_Direction_
Repeat each line word for word.
— begin Exercise data —
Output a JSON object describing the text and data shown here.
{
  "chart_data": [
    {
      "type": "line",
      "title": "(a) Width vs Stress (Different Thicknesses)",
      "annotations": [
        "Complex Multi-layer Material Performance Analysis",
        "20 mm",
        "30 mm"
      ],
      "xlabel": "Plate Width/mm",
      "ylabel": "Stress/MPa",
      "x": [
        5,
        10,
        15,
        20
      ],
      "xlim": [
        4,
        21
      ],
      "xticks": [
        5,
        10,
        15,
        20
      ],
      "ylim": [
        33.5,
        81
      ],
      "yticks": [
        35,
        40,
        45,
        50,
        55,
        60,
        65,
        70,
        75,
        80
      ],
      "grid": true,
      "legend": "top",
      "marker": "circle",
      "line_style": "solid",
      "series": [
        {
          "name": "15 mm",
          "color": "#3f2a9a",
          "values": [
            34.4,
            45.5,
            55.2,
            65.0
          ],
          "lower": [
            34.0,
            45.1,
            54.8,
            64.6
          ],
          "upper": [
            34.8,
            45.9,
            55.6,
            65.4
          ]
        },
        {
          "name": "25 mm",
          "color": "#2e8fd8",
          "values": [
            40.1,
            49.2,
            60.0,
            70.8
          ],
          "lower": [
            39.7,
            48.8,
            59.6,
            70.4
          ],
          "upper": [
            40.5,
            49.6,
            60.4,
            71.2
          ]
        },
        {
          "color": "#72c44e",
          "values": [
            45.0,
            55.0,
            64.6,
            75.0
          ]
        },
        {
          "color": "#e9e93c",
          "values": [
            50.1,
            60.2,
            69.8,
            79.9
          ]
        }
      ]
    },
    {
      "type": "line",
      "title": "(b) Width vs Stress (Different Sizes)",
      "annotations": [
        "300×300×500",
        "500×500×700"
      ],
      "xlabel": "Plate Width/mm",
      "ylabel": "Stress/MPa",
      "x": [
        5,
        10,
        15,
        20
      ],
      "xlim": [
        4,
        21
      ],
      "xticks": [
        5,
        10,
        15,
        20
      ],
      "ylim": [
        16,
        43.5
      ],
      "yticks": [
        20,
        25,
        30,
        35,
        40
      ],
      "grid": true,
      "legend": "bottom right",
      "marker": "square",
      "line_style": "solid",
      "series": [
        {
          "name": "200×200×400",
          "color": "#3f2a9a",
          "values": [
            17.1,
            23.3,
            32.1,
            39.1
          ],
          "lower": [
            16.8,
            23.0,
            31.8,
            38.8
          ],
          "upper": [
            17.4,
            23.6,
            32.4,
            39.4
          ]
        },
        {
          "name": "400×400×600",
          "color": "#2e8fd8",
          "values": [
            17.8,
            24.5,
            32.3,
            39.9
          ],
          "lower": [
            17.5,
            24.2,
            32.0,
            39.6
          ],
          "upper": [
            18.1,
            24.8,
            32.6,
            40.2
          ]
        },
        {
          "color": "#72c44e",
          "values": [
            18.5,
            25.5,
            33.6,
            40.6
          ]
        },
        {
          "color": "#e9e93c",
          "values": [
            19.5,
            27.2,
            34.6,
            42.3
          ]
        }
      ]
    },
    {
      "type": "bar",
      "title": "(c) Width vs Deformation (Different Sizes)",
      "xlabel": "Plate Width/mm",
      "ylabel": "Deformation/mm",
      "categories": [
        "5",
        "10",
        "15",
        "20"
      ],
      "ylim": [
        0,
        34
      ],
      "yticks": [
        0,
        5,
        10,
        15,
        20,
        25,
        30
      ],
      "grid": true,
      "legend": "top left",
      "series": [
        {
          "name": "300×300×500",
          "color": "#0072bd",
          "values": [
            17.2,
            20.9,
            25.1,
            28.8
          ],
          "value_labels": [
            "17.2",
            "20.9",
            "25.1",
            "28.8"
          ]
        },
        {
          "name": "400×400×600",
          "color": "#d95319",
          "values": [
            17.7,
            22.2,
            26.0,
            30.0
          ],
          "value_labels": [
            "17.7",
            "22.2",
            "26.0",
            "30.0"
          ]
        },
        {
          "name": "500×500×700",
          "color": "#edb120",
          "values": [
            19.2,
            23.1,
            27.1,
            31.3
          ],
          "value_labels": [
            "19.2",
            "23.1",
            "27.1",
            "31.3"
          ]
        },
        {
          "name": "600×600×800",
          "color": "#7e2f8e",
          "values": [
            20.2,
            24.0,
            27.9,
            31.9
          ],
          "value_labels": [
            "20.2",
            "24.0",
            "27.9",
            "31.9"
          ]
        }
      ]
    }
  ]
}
— end Exercise data —
_Written response_
Output a JSON object describing the text and data shown here.
{
  "chart_data": [
    {
      "type": "line",
      "title": "(a) Width vs Stress (Different Thicknesses)",
      "annotations": [
        "Complex Multi-layer Material Performance Analysis",
        "20 mm",
        "30 mm"
      ],
      "xlabel": "Plate Width/mm",
      "ylabel": "Stress/MPa",
      "x": [
        5,
        10,
        15,
        20
      ],
      "xlim": [
        4,
        21
      ],
      "xticks": [
        5,
        10,
        15,
        20
      ],
      "ylim": [
        33.5,
        81
      ],
      "yticks": [
        35,
        40,
        45,
        50,
        55,
        60,
        65,
        70,
        75,
        80
      ],
      "grid": true,
      "legend": "top",
      "marker": "circle",
      "line_style": "solid",
      "series": [
        {
          "name": "15 mm",
          "color": "#3f2a9a",
          "values": [
            34.4,
            45.5,
            55.2,
            65.0
          ],
          "lower": [
            34.0,
            45.1,
            54.8,
            64.6
          ],
          "upper": [
            34.8,
            45.9,
            55.6,
            65.4
          ]
        },
        {
          "name": "25 mm",
          "color": "#2e8fd8",
          "values": [
            40.1,
            49.2,
            60.0,
            70.8
          ],
          "lower": [
            39.7,
            48.8,
            59.6,
            70.4
          ],
          "upper": [
            40.5,
            49.6,
            60.4,
            71.2
          ]
        },
        {
          "color": "#72c44e",
          "values": [
            45.0,
            55.0,
            64.6,
            75.0
          ]
        },
        {
          "color": "#e9e93c",
          "values": [
            50.1,
            60.2,
            69.8,
            79.9
          ]
        }
      ]
    },
    {
      "type": "line",
      "title": "(b) Width vs Stress (Different Sizes)",
      "annotations": [
        "300×300×500",
        "500×500×700"
      ],
      "xlabel": "Plate Width/mm",
      "ylabel": "Stress/MPa",
      "x": [
        5,
        10,
        15,
        20
      ],
      "xlim": [
        4,
        21
      ],
      "xticks": [
        5,
        10,
        15,
        20
      ],
      "ylim": [
        16,
        43.5
      ],
      "yticks": [
        20,
        25,
        30,
        35,
        40
      ],
      "grid": true,
      "legend": "bottom right",
      "marker": "square",
      "line_style": "solid",
      "series": [
        {
          "name": "200×200×400",
          "color": "#3f2a9a",
          "values": [
            17.1,
            23.3,
            32.1,
            39.1
          ],
          "lower": [
            16.8,
            23.0,
            31.8,
            38.8
          ],
          "upper": [
            17.4,
            23.6,
            32.4,
            39.4
          ]
        },
        {
          "name": "400×400×600",
          "color": "#2e8fd8",
          "values": [
            17.8,
            24.5,
            32.3,
            39.9
          ],
          "lower": [
            17.5,
            24.2,
            32.0,
            39.6
          ],
          "upper": [
            18.1,
            24.8,
            32.6,
            40.2
          ]
        },
        {
          "color": "#72c44e",
          "values": [
            18.5,
            25.5,
            33.6,
            40.6
          ]
        },
        {
          "color": "#e9e93c",
          "values": [
            19.5,
            27.2,
            34.6,
            42.3
          ]
        }
      ]
    },
    {
      "type": "bar",
      "title": "(c) Width vs Deformation (Different Sizes)",
      "xlabel": "Plate Width/mm",
      "ylabel": "Deformation/mm",
      "categories": [
        "5",
        "10",
        "15",
        "20"
      ],
      "ylim": [
        0,
        34
      ],
      "yticks": [
        0,
        5,
        10,
        15,
        20,
        25,
        30
      ],
      "grid": true,
      "legend": "top left",
      "series": [
        {
          "name": "300×300×500",
          "color": "#0072bd",
          "values": [
            17.2,
            20.9,
            25.1,
            28.8
          ],
          "value_labels": [
            "17.2",
            "20.9",
            "25.1",
            "28.8"
          ]
        },
        {
          "name": "400×400×600",
          "color": "#d95319",
          "values": [
            17.7,
            22.2,
            26.0,
            30.0
          ],
          "value_labels": [
            "17.7",
            "22.2",
            "26.0",
            "30.0"
          ]
        },
        {
          "name": "500×500×700",
          "color": "#edb120",
          "values": [
            19.2,
            23.1,
            27.1,
            31.3
          ],
          "value_labels": [
            "19.2",
            "23.1",
            "27.1",
            "31.3"
          ]
        },
        {
          "name": "600×600×800",
          "color": "#7e2f8e",
          "values": [
            20.2,
            24.0,
            27.9,
            31.9
          ],
          "value_labels": [
            "20.2",
            "24.0",
            "27.9",
            "31.9"
          ]
        }
      ]
    }
  ]
}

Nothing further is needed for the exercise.